··· Provided records
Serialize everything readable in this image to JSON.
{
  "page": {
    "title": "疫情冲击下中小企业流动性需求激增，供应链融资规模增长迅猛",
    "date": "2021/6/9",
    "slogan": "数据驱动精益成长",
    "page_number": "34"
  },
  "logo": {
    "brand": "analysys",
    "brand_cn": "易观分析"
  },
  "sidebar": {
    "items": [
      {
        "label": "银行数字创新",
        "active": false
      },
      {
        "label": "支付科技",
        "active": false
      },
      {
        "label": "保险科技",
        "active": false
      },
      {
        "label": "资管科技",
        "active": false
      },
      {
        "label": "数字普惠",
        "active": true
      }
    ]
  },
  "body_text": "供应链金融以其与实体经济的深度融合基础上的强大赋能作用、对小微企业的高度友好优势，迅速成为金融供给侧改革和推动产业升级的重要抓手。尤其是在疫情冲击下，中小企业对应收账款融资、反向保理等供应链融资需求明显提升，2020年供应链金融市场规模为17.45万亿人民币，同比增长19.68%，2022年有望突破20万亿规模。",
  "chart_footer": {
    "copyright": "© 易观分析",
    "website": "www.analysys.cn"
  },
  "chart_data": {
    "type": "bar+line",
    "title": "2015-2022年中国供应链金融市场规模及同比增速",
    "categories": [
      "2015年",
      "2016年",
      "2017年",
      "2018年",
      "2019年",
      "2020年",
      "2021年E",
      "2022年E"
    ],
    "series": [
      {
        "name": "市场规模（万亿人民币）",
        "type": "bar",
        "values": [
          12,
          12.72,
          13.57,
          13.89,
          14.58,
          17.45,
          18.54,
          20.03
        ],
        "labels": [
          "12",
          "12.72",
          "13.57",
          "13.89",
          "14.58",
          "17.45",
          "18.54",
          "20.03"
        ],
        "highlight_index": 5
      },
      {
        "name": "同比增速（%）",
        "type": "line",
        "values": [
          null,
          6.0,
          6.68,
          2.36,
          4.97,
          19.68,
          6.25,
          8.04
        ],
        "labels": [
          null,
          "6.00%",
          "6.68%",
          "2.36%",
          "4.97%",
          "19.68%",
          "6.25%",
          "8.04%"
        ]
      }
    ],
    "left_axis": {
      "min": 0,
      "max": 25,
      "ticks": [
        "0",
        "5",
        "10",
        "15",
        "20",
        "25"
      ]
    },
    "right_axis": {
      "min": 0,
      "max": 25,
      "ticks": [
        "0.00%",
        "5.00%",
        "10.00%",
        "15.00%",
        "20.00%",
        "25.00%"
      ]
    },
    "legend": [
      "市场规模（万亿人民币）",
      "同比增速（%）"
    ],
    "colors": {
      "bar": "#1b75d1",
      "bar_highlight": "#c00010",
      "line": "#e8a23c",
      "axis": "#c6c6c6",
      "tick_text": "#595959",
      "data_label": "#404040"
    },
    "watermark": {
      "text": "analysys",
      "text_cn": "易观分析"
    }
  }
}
······
- _Exercise instructions_
Transcribe every entry exactly, omitting nothing.

- _Final result_
Serialize everything readable in this image to JSON.
{
  "page": {
    "title": "疫情冲击下中小企业流动性需求激增，供应链融资规模增长迅猛",
    "date": "2021/6/9",
    "slogan": "数据驱动精益成长",
    "page_number": "34"
  },
  "logo": {
    "brand": "analysys",
    "brand_cn": "易观分析"
  },
  "sidebar": {
    "items": [
      {
        "label": "银行数字创新",
        "active": false
      },
      {
        "label": "支付科技",
        "active": false
      },
      {
        "label": "保险科技",
        "active": false
      },
      {
        "label": "资管科技",
        "active": false
      },
      {
        "label": "数字普惠",
        "active": true
      }
    ]
  },
  "body_text": "供应链金融以其与实体经济的深度融合基础上的强大赋能作用、对小微企业的高度友好优势，迅速成为金融供给侧改革和推动产业升级的重要抓手。尤其是在疫情冲击下，中小企业对应收账款融资、反向保理等供应链融资需求明显提升，2020年供应链金融市场规模为17.45万亿人民币，同比增长19.68%，2022年有望突破20万亿规模。",
  "chart_footer": {
    "copyright": "© 易观分析",
    "website": "www.analysys.cn"
  },
  "chart_data": {
    "type": "bar+line",
    "title": "2015-2022年中国供应链金融市场规模及同比增速",
    "categories": [
      "2015年",
      "2016年",
      "2017年",
      "2018年",
      "2019年",
      "2020年",
      "2021年E",
      "2022年E"
    ],
    "series": [
      {
        "name": "市场规模（万亿人民币）",
        "type": "bar",
        "values": [
          12,
          12.72,
          13.57,
          13.89,
          14.58,
          17.45,
          18.54,
          20.03
        ],
        "labels": [
          "12",
          "12.72",
          "13.57",
          "13.89",
          "14.58",
          "17.45",
          "18.54",
          "20.03"
        ],
        "highlight_index": 5
      },
      {
        "name": "同比增速（%）",
        "type": "line",
        "values": [
          null,
          6.0,
          6.68,
          2.36,
          4.97,
          19.68,
          6.25,
          8.04
        ],
        "labels": [
          null,
          "6.00%",
          "6.68%",
          "2.36%",
          "4.97%",
          "19.68%",
          "6.25%",
          "8.04%"
        ]
      }
    ],
    "left_axis": {
      "min": 0,
      "max": 25,
      "ticks": [
        "0",
        "5",
        "10",
        "15",
        "20",
        "25"
      ]
    },
    "right_axis": {
      "min": 0,
      "max": 25,
      "ticks": [
        "0.00%",
        "5.00%",
        "10.00%",
        "15.00%",
        "20.00%",
        "25.00%"
      ]
    },
    "legend": [
      "市场规模（万亿人民币）",
      "同比增速（%）"
    ],
    "colors": {
      "bar": "#1b75d1",
      "bar_highlight": "#c00010",
      "line": "#e8a23c",
      "axis": "#c6c6c6",
      "tick_text": "#595959",
      "data_label": "#404040"
    },
    "watermark": {
      "text": "analysys",
      "text_cn": "易观分析"
    }
  }
}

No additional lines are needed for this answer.